| WHAT THE TASK REQUIRES |
Go through the lines below and copy each one that holds the string "pencil".
┏━━
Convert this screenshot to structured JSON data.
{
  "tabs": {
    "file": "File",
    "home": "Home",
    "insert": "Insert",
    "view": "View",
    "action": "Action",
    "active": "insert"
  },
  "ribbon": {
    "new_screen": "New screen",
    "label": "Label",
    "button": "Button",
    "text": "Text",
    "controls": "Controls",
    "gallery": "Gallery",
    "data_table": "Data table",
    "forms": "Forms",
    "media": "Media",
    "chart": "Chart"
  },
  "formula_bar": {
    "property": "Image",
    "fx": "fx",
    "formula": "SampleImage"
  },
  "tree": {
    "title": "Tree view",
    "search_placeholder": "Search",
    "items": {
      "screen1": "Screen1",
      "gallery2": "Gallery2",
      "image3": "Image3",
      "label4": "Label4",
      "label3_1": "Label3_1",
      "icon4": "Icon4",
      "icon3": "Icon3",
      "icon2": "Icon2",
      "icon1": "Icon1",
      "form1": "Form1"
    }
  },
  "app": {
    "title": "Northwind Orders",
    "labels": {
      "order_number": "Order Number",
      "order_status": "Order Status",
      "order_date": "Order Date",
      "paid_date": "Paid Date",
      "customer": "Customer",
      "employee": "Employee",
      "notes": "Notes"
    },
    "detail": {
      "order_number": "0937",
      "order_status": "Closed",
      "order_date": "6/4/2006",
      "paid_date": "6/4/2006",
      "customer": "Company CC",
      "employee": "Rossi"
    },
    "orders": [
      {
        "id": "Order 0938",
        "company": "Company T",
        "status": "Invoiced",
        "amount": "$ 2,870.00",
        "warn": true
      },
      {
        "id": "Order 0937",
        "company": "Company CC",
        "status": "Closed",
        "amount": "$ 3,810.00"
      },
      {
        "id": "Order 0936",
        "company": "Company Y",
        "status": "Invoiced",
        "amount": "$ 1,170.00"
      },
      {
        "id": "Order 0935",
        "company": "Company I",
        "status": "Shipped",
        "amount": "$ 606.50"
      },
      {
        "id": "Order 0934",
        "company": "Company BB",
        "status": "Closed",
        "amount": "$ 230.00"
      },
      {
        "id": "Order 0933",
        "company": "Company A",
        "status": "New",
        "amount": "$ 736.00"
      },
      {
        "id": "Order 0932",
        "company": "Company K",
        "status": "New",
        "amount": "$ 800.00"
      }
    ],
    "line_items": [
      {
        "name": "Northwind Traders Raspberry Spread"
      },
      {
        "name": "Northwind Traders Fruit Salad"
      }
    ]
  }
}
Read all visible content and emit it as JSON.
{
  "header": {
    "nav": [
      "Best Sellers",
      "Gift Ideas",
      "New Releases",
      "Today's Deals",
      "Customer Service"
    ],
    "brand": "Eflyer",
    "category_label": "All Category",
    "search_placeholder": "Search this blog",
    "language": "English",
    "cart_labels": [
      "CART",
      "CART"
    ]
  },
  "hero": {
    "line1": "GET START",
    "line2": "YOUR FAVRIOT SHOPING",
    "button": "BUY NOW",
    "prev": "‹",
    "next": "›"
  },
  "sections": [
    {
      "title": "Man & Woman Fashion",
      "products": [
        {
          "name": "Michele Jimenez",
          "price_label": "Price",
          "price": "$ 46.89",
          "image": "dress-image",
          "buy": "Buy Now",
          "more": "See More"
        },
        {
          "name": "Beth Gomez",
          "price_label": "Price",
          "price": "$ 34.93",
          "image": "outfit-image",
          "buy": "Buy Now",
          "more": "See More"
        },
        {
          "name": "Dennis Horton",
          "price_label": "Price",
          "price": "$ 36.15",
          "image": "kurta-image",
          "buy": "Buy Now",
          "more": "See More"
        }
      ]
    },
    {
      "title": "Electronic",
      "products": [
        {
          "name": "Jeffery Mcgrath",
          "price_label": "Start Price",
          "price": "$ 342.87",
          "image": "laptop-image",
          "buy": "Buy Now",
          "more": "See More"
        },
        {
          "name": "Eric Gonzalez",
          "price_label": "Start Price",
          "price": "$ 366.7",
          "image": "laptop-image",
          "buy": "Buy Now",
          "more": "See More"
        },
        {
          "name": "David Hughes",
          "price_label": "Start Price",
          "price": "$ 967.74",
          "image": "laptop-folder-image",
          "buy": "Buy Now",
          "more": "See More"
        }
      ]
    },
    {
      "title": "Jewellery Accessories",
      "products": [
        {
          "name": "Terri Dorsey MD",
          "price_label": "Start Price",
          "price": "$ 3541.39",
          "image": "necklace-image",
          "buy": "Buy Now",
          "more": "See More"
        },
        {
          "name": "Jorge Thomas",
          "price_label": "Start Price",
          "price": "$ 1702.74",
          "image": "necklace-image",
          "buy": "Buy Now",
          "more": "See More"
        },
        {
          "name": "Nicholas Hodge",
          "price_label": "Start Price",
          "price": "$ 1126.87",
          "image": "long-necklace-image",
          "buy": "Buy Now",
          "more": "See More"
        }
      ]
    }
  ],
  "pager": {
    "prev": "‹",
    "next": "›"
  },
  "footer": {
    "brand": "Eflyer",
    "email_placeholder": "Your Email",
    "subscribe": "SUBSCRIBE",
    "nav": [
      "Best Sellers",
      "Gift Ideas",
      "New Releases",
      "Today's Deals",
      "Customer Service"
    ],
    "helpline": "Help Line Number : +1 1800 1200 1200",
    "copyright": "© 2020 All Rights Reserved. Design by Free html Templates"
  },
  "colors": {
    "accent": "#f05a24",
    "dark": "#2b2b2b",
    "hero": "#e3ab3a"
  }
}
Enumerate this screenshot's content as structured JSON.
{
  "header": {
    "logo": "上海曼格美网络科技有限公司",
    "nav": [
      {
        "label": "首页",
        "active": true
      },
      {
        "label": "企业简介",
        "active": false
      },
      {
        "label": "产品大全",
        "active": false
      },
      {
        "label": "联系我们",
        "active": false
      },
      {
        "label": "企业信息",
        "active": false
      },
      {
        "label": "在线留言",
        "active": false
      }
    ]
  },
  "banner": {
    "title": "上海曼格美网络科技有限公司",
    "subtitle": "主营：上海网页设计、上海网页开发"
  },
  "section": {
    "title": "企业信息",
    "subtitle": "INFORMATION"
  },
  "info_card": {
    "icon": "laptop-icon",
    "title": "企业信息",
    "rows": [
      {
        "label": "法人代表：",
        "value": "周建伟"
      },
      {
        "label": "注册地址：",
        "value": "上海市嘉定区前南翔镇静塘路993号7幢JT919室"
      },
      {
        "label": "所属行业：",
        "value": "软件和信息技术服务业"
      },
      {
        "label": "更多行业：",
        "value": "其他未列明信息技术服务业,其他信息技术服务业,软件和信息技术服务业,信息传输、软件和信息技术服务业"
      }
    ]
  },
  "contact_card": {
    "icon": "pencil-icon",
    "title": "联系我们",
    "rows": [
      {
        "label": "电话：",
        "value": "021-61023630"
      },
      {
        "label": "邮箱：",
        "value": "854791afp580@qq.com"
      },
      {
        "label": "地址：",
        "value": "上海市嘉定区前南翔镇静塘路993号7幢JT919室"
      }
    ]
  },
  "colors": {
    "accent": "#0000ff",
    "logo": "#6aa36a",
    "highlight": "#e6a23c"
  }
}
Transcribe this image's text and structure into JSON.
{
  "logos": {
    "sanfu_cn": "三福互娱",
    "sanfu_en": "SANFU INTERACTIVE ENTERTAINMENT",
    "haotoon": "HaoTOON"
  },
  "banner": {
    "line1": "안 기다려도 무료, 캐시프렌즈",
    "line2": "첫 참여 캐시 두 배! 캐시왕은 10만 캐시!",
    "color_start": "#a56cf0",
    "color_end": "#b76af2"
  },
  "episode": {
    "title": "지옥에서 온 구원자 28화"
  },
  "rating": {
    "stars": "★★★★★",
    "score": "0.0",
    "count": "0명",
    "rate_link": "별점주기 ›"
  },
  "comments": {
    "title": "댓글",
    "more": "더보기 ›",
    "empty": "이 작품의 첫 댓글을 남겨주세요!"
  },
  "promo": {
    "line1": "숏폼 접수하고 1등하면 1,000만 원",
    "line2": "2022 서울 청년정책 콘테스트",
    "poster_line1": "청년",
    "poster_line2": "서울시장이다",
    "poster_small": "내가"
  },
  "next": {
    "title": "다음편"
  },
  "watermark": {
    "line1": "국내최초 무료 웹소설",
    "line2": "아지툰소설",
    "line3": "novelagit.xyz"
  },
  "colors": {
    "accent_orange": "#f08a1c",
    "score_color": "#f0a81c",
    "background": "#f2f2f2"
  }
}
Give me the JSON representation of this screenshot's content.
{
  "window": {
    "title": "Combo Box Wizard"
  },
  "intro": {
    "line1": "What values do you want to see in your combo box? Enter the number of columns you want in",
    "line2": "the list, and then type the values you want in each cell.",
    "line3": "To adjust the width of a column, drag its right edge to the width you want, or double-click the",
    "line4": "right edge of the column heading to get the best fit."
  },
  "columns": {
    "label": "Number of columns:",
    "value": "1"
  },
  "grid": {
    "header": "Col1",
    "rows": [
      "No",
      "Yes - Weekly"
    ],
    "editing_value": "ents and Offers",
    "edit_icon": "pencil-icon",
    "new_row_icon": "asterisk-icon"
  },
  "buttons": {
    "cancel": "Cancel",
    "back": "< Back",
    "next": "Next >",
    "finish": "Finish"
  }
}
┗━━
| THE REPLY |
    "icon": "pencil-icon",
    "edit_icon": "pencil-icon",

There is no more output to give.